__Exercise requirements__: Provide the data again in its entirety, exactly as given.

__Dataset excerpts__:
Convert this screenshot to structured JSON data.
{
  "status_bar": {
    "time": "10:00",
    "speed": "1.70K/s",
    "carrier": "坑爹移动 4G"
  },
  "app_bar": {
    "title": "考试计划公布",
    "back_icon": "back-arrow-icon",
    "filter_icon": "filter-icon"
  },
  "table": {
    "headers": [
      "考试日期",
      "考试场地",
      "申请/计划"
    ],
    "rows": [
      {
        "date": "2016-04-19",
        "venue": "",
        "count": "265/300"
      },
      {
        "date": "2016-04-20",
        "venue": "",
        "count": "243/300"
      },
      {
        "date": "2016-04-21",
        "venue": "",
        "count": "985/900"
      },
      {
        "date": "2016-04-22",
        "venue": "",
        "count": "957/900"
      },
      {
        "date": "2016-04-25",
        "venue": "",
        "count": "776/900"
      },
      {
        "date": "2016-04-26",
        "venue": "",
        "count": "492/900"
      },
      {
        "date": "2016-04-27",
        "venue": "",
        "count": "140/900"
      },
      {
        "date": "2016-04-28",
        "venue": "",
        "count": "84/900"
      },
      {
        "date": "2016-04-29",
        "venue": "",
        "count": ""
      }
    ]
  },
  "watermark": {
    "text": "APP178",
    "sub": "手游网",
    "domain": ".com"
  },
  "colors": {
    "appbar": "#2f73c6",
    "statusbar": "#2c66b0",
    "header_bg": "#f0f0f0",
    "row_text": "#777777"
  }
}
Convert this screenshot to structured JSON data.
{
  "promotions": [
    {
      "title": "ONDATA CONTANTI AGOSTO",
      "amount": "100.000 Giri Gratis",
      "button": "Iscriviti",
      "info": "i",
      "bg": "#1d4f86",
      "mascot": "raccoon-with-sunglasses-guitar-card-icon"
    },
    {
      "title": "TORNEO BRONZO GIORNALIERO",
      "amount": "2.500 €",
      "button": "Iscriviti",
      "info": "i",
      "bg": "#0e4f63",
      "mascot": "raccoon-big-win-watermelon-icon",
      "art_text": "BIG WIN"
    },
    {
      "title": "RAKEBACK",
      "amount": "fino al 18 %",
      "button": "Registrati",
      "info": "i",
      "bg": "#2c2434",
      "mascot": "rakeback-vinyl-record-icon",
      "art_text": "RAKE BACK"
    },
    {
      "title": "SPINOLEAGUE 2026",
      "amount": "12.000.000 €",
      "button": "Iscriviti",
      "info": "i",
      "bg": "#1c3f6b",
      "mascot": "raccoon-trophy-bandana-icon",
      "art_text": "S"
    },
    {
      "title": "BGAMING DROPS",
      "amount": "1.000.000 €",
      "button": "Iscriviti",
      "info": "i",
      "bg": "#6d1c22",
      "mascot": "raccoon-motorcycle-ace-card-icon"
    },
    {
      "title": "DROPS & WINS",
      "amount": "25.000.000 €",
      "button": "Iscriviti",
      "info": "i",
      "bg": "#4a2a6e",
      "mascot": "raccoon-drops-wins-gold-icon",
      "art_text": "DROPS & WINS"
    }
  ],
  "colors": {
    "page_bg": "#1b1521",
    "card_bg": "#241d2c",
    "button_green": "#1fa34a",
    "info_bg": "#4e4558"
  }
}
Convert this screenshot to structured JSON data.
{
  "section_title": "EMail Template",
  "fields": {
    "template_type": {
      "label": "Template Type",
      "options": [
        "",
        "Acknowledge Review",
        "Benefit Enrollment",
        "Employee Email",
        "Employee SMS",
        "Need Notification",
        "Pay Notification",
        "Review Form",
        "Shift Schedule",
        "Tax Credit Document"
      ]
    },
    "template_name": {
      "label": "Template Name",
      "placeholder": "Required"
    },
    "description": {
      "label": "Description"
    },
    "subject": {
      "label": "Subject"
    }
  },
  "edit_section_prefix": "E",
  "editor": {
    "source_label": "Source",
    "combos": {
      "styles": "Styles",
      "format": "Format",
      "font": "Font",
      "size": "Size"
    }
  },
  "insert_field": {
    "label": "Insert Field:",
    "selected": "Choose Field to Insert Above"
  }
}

__The answer__:
Convert this screenshot to structured JSON data.
{
  "status_bar": {
    "time": "10:00",
    "speed": "1.70K/s",
    "carrier": "坑爹移动 4G"
  },
  "app_bar": {
    "title": "考试计划公布",
    "back_icon": "back-arrow-icon",
    "filter_icon": "filter-icon"
  },
  "table": {
    "headers": [
      "考试日期",
      "考试场地",
      "申请/计划"
    ],
    "rows": [
      {
        "date": "2016-04-19",
        "venue": "",
        "count": "265/300"
      },
      {
        "date": "2016-04-20",
        "venue": "",
        "count": "243/300"
      },
      {
        "date": "2016-04-21",
        "venue": "",
        "count": "985/900"
      },
      {
        "date": "2016-04-22",
        "venue": "",
        "count": "957/900"
      },
      {
        "date": "2016-04-25",
        "venue": "",
        "count": "776/900"
      },
      {
        "date": "2016-04-26",
        "venue": "",
        "count": "492/900"
      },
      {
        "date": "2016-04-27",
        "venue": "",
        "count": "140/900"
      },
      {
        "date": "2016-04-28",
        "venue": "",
        "count": "84/900"
      },
      {
        "date": "2016-04-29",
        "venue": "",
        "count": ""
      }
    ]
  },
  "watermark": {
    "text": "APP178",
    "sub": "手游网",
    "domain": ".com"
  },
  "colors": {
    "appbar": "#2f73c6",
    "statusbar": "#2c66b0",
    "header_bg": "#f0f0f0",
    "row_text": "#777777"
  }
}
Convert this screenshot to structured JSON data.
{
  "promotions": [
    {
      "title": "ONDATA CONTANTI AGOSTO",
      "amount": "100.000 Giri Gratis",
      "button": "Iscriviti",
      "info": "i",
      "bg": "#1d4f86",
      "mascot": "raccoon-with-sunglasses-guitar-card-icon"
    },
    {
      "title": "TORNEO BRONZO GIORNALIERO",
      "amount": "2.500 €",
      "button": "Iscriviti",
      "info": "i",
      "bg": "#0e4f63",
      "mascot": "raccoon-big-win-watermelon-icon",
      "art_text": "BIG WIN"
    },
    {
      "title": "RAKEBACK",
      "amount": "fino al 18 %",
      "button": "Registrati",
      "info": "i",
      "bg": "#2c2434",
      "mascot": "rakeback-vinyl-record-icon",
      "art_text": "RAKE BACK"
    },
    {
      "title": "SPINOLEAGUE 2026",
      "amount": "12.000.000 €",
      "button": "Iscriviti",
      "info": "i",
      "bg": "#1c3f6b",
      "mascot": "raccoon-trophy-bandana-icon",
      "art_text": "S"
    },
    {
      "title": "BGAMING DROPS",
      "amount": "1.000.000 €",
      "button": "Iscriviti",
      "info": "i",
      "bg": "#6d1c22",
      "mascot": "raccoon-motorcycle-ace-card-icon"
    },
    {
      "title": "DROPS & WINS",
      "amount": "25.000.000 €",
      "button": "Iscriviti",
      "info": "i",
      "bg": "#4a2a6e",
      "mascot": "raccoon-drops-wins-gold-icon",
      "art_text": "DROPS & WINS"
    }
  ],
  "colors": {
    "page_bg": "#1b1521",
    "card_bg": "#241d2c",
    "button_green": "#1fa34a",
    "info_bg": "#4e4558"
  }
}
Convert this screenshot to structured JSON data.
{
  "section_title": "EMail Template",
  "fields": {
    "template_type": {
      "label": "Template Type",
      "options": [
        "",
        "Acknowledge Review",
        "Benefit Enrollment",
        "Employee Email",
        "Employee SMS",
        "Need Notification",
        "Pay Notification",
        "Review Form",
        "Shift Schedule",
        "Tax Credit Document"
      ]
    },
    "template_name": {
      "label": "Template Name",
      "placeholder": "Required"
    },
    "description": {
      "label": "Description"
    },
    "subject": {
      "label": "Subject"
    }
  },
  "edit_section_prefix": "E",
  "editor": {
    "source_label": "Source",
    "combos": {
      "styles": "Styles",
      "format": "Format",
      "font": "Font",
      "size": "Size"
    }
  },
  "insert_field": {
    "label": "Insert Field:",
    "selected": "Choose Field to Insert Above"
  }
}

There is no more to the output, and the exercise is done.